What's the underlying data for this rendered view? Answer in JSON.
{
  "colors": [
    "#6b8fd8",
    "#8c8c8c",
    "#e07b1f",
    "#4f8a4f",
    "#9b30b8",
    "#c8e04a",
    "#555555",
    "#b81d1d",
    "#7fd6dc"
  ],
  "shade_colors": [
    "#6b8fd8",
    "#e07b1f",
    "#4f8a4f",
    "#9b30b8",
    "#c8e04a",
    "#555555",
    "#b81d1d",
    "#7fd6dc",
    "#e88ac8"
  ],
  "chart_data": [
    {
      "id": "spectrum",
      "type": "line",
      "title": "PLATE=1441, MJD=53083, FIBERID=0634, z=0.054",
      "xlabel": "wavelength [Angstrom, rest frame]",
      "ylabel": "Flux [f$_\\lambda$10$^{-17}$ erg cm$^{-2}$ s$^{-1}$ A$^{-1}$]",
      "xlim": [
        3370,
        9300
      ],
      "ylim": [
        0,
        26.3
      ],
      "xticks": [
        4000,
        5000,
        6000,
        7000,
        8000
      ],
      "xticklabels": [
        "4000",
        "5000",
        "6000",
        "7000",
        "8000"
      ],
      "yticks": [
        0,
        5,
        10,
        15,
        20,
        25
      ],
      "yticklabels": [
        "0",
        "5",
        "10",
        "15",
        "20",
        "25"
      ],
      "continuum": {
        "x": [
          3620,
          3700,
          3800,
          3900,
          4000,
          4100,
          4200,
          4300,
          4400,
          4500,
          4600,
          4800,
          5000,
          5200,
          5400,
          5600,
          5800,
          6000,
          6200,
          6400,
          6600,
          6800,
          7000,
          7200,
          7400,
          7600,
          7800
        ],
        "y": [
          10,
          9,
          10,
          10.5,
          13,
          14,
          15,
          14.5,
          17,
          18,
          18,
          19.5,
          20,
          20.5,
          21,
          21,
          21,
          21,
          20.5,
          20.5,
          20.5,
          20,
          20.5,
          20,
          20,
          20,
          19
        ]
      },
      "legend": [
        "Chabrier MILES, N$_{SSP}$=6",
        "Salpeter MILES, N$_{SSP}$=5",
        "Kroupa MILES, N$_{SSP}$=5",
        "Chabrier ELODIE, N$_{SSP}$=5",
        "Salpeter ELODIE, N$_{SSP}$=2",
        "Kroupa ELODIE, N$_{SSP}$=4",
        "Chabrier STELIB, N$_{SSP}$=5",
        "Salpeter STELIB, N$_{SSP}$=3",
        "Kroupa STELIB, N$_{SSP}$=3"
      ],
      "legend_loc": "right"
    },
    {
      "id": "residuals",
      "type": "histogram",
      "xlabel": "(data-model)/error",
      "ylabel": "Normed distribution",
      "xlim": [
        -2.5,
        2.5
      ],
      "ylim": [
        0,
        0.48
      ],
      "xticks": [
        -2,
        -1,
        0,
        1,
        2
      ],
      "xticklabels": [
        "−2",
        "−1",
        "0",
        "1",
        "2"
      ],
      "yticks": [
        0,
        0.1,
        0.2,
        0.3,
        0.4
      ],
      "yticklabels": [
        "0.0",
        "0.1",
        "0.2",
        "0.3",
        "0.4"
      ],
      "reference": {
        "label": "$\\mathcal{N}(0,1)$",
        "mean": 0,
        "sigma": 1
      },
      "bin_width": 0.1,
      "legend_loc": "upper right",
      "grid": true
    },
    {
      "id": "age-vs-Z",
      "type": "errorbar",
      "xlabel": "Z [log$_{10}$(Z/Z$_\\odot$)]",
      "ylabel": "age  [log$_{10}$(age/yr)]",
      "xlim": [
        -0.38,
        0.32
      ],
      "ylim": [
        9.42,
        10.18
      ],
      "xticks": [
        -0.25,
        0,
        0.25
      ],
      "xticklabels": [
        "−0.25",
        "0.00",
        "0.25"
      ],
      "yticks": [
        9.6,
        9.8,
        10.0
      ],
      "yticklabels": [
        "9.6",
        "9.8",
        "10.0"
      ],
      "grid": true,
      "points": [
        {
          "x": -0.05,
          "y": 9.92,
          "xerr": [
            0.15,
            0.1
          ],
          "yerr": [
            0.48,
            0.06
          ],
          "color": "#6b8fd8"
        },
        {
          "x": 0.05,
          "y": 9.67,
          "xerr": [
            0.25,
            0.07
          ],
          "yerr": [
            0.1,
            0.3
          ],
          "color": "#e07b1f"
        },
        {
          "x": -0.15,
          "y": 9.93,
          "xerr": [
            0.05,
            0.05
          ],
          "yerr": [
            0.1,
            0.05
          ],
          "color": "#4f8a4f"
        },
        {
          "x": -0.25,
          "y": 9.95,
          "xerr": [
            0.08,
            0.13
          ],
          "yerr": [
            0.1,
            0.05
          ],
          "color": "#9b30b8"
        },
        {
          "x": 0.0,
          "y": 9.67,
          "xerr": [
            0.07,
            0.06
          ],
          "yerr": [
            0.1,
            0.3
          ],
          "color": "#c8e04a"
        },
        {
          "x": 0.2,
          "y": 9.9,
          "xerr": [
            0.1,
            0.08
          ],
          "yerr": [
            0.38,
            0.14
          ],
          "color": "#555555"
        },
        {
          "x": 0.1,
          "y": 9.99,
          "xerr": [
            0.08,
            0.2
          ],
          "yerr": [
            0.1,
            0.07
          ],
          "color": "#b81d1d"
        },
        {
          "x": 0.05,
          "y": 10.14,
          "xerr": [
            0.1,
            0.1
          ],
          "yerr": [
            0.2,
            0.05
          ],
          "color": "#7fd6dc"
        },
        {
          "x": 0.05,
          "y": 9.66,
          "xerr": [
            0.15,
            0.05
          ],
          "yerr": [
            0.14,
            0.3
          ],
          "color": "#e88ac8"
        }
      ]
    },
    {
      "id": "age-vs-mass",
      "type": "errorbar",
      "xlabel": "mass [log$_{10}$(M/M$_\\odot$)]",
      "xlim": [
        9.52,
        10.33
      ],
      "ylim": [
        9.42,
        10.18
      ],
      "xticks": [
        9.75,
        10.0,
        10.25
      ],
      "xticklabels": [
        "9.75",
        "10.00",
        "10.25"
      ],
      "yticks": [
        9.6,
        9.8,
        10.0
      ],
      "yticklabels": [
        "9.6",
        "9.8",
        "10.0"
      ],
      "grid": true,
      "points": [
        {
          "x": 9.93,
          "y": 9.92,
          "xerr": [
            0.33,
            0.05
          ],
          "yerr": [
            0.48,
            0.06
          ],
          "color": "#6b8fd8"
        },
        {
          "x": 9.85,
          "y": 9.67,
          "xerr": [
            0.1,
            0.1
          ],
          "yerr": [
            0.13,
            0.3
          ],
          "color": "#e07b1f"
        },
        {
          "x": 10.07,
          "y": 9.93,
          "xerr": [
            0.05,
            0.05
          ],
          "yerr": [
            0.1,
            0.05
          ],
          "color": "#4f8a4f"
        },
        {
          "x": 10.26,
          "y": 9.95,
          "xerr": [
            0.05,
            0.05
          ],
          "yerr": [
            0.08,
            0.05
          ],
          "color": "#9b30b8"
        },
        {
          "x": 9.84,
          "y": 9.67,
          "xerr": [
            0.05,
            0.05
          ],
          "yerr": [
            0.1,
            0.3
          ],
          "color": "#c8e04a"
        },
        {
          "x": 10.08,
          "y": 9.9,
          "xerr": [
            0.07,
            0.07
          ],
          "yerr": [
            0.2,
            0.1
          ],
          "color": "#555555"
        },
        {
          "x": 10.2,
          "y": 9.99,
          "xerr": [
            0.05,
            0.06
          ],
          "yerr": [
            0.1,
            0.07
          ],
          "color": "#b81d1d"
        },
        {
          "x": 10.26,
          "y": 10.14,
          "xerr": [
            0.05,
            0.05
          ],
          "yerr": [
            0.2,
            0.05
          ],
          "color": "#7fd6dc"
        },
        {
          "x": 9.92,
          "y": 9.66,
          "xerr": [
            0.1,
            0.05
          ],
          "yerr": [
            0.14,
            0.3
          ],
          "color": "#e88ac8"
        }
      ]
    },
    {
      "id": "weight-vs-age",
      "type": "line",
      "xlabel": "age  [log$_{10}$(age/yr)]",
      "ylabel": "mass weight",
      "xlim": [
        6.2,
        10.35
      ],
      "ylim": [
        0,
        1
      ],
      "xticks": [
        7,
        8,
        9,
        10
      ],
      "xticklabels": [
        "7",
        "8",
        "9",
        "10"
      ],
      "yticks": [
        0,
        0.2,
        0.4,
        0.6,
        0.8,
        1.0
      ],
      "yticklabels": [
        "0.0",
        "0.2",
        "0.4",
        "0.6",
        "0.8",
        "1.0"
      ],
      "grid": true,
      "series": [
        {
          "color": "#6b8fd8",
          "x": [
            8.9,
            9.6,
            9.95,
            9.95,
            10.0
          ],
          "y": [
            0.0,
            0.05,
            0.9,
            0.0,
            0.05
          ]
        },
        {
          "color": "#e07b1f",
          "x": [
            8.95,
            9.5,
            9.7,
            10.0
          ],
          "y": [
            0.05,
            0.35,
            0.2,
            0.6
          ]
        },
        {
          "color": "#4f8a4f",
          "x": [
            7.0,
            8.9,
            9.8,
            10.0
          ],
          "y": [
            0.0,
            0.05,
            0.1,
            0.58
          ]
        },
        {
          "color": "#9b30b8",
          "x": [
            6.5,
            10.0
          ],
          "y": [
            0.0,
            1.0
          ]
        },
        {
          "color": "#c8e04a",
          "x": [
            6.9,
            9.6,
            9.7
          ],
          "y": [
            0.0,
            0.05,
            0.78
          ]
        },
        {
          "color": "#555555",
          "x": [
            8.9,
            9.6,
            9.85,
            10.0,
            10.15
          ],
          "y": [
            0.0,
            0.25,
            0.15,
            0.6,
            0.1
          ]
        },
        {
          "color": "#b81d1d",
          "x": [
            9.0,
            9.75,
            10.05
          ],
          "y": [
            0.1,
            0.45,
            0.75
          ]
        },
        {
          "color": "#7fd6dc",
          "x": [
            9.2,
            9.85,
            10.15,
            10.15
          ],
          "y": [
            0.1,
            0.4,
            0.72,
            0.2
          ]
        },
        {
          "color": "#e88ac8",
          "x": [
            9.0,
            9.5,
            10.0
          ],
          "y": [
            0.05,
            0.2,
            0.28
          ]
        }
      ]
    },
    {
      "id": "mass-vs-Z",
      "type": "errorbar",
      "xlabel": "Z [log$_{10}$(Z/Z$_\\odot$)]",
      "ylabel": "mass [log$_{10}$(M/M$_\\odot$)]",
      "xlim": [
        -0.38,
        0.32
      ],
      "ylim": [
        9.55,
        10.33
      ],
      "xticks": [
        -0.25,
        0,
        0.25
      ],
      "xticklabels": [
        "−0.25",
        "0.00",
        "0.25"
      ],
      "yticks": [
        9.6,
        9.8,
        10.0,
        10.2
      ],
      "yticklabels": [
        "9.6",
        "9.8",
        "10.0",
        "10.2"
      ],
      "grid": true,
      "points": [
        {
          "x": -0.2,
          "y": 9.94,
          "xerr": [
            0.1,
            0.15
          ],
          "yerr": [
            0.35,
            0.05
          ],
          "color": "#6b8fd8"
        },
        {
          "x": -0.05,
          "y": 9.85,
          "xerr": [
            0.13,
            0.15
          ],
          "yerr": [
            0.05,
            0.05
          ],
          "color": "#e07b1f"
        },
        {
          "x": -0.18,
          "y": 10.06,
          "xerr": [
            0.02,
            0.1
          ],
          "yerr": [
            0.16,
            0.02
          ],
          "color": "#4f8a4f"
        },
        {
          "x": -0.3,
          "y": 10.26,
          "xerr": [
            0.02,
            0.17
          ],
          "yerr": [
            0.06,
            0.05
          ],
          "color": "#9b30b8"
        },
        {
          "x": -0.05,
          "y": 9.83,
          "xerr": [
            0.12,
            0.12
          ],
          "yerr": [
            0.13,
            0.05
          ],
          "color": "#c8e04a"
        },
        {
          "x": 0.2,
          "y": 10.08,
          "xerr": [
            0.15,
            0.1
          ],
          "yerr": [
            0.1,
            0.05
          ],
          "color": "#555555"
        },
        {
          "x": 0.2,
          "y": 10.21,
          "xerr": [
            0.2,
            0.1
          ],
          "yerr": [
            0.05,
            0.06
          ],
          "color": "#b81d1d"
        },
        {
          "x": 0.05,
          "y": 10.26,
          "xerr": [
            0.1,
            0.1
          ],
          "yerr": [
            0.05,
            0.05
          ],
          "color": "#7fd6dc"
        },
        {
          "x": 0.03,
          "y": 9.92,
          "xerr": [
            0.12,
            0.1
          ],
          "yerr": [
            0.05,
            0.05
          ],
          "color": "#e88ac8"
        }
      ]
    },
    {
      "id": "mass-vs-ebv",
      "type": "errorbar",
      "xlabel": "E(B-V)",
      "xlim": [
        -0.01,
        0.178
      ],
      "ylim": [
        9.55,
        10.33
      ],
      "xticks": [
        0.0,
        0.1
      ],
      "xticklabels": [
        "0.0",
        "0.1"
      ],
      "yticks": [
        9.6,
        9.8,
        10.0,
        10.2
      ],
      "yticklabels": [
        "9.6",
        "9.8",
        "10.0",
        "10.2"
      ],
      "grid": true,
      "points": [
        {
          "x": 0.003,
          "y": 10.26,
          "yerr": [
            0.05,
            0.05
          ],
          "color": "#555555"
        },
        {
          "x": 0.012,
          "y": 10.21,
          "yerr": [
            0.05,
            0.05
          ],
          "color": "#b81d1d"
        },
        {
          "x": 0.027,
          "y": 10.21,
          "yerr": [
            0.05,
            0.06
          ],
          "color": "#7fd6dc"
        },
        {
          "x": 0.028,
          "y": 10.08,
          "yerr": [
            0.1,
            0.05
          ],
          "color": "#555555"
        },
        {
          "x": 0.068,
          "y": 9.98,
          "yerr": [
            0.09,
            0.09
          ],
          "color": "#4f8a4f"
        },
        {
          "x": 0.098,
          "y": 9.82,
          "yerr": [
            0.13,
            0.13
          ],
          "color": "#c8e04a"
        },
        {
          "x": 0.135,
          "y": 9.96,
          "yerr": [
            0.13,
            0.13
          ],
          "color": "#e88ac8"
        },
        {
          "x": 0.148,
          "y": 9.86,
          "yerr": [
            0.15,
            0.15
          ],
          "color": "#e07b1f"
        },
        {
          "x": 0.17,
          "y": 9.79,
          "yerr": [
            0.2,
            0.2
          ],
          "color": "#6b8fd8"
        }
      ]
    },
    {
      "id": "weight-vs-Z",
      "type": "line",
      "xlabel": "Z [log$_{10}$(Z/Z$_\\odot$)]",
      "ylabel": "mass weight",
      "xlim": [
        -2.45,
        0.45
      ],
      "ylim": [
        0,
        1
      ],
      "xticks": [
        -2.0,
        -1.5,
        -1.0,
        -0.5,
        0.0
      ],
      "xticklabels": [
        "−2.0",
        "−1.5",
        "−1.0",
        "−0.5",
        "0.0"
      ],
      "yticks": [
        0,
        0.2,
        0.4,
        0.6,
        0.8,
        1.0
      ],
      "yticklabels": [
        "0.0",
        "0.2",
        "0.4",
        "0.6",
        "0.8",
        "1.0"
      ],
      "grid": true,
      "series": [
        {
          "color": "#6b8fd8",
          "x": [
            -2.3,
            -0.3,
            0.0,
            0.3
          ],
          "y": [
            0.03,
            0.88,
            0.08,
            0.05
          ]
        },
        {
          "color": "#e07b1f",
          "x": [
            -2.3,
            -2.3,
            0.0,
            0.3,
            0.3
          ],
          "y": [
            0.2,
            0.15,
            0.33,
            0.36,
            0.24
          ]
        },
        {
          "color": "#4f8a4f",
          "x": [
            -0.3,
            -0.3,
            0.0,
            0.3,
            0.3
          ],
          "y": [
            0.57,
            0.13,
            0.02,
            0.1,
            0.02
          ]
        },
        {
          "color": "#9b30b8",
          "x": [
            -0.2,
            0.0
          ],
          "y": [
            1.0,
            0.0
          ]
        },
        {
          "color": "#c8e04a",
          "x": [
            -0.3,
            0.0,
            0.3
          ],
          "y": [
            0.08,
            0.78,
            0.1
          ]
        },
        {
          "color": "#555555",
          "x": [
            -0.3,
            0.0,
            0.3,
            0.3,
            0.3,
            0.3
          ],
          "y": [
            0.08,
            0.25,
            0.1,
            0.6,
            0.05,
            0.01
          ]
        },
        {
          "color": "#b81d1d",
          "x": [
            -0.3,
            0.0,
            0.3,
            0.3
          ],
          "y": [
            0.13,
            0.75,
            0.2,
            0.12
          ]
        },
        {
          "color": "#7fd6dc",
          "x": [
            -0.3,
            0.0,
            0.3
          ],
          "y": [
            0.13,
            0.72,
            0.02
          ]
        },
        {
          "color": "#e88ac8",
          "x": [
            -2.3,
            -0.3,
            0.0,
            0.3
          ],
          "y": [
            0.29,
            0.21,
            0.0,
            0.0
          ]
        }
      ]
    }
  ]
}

________________________

▶ **Description of the task**
Tally the lines that hold the string "weight" and state the total, nothing more.

▶ **Written answer**
4